_TO BE DONE_. Send back the records in full, character for character.

Records that describe figures:
** start **

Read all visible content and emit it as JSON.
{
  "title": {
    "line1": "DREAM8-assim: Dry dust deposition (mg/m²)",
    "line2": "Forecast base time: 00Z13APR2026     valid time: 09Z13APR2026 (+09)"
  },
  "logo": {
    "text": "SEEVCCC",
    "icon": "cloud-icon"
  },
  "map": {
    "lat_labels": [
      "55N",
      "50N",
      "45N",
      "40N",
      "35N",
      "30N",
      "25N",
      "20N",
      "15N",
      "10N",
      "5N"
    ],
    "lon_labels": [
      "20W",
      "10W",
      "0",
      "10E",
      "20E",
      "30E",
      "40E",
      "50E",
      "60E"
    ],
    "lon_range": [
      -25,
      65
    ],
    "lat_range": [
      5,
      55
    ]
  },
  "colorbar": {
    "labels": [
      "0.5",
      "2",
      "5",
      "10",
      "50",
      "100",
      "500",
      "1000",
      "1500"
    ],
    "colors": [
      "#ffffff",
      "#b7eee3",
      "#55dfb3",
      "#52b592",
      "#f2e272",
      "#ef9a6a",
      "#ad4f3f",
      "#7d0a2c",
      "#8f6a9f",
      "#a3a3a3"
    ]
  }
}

** end **

_EXERCISE RESULT_.
Read all visible content and emit it as JSON.
{
  "title": {
    "line1": "DREAM8-assim: Dry dust deposition (mg/m²)",
    "line2": "Forecast base time: 00Z13APR2026     valid time: 09Z13APR2026 (+09)"
  },
  "logo": {
    "text": "SEEVCCC",
    "icon": "cloud-icon"
  },
  "map": {
    "lat_labels": [
      "55N",
      "50N",
      "45N",
      "40N",
      "35N",
      "30N",
      "25N",
      "20N",
      "15N",
      "10N",
      "5N"
    ],
    "lon_labels": [
      "20W",
      "10W",
      "0",
      "10E",
      "20E",
      "30E",
      "40E",
      "50E",
      "60E"
    ],
    "lon_range": [
      -25,
      65
    ],
    "lat_range": [
      5,
      55
    ]
  },
  "colorbar": {
    "labels": [
      "0.5",
      "2",
      "5",
      "10",
      "50",
      "100",
      "500",
      "1000",
      "1500"
    ],
    "colors": [
      "#ffffff",
      "#b7eee3",
      "#55dfb3",
      "#52b592",
      "#f2e272",
      "#ef9a6a",
      "#ad4f3f",
      "#7d0a2c",
      "#8f6a9f",
      "#a3a3a3"
    ]
  }
}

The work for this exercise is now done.